• [TEXTE SOURCE]:
Rien ne décourage ces jeunes opposants à la sélection à l’université. Au contraire, les violences policières subies ont permis de convaincre certains indécis de rejoindre le mouvement. Jules, 19 ans, suit le mouvement depuis quatre mois sans vraiment s’impliquer. « Depuis ce qu’il s’est passé à l’université de Bordeaux Victoire, ça m’a un peu plus bougé. Je suis dans une démarche où j’ai envie de m’engager dans le combat. » Est-ce par la crainte des adhésions que l’université a décidé de faire marche arrière lundi soir ? En tout cas, le vice-président, Antoine de Daruvar, présent sur les lieux, accompagné de la directrice du Collège des sciences de l’Homme, Virginie Postal Le Dorse, ont accepté de fait l’occupation des locaux lundi soir. Face à plus de 150 étudiants, ils l’ont assuré : il n’y aura pas d’intervention des forces de l’ordre. Un soulagement mais aussi un nouveau souffle au combat. « Notre objectif, ce n’est pas que d’occuper l’amphi, mais avant tout d’avoir le retrait des lois Vidal et Blanquer. On veut une nouvelle université avec plus de moyens, qui soit plus accessible et plus démocratique », assure Kévin, en deuxième année de sociologie.
La mobilisation des étudiants est avant tout citoyenne et pacifiste. Mais le politique n’est jamais très loin. Le député girondin de la France insoumise Loïc Prud’homme était d’ailleurs présent sur les bancs de Gintrac lundi soir. Venu incognito, il souhaitait servir de garantie supplémentaire en cas d’évacuation policière violente.

• [LIGNES DU JEU]:

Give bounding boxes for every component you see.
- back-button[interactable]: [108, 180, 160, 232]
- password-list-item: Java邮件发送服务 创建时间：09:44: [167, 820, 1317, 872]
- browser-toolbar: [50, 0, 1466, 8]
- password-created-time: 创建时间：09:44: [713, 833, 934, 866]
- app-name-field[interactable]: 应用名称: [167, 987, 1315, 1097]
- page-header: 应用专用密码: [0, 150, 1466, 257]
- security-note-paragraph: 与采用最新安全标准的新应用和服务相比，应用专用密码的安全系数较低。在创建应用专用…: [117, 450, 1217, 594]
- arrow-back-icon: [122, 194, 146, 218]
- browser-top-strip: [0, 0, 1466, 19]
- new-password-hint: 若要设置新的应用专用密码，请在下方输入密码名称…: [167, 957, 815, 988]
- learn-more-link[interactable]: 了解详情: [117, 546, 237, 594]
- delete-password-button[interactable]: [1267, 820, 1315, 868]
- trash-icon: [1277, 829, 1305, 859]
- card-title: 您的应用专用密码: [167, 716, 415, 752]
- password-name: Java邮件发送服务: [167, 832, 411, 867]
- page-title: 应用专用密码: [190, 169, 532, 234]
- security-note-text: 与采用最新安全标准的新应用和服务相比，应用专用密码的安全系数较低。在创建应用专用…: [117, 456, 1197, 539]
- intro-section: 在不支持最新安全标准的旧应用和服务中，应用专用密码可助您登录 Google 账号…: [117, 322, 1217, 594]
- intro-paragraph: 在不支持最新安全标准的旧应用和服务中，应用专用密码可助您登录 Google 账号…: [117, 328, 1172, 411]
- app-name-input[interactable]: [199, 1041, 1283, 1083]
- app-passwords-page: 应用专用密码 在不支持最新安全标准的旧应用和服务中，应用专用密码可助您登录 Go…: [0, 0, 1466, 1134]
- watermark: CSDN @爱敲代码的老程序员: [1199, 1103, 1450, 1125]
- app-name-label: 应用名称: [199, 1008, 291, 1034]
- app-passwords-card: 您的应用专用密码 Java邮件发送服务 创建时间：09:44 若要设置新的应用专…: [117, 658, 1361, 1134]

• [CONSIGNES ÉCRITES]:
a) Mettez à jour le passage du texte sur la mobilisation étudiante allant de « La mobilisation des » jusqu'à « d’évacuation policière violente. » en y remplaçant « incognito » par « discrètement ».
b) D'après le texte sur la mobilisation étudiante, combien d'étudiants se trouvaient face au vice-président et à la directrice lundi soir ?
Ce matériel ne joue ici aucun rôle.

• [RÉPONSES ATTENDUES]:
a)
La mobilisation des étudiants est avant tout citoyenne et pacifiste. Mais le politique n’est jamais très loin. Le député girondin de la France insoumise Loïc Prud’homme était d’ailleurs présent sur les bancs de Gintrac lundi soir. Venu discrètement, il souhaitait servir de garantie supplémentaire en cas d’évacuation policière violente.

b) Plus de 150 étudiants.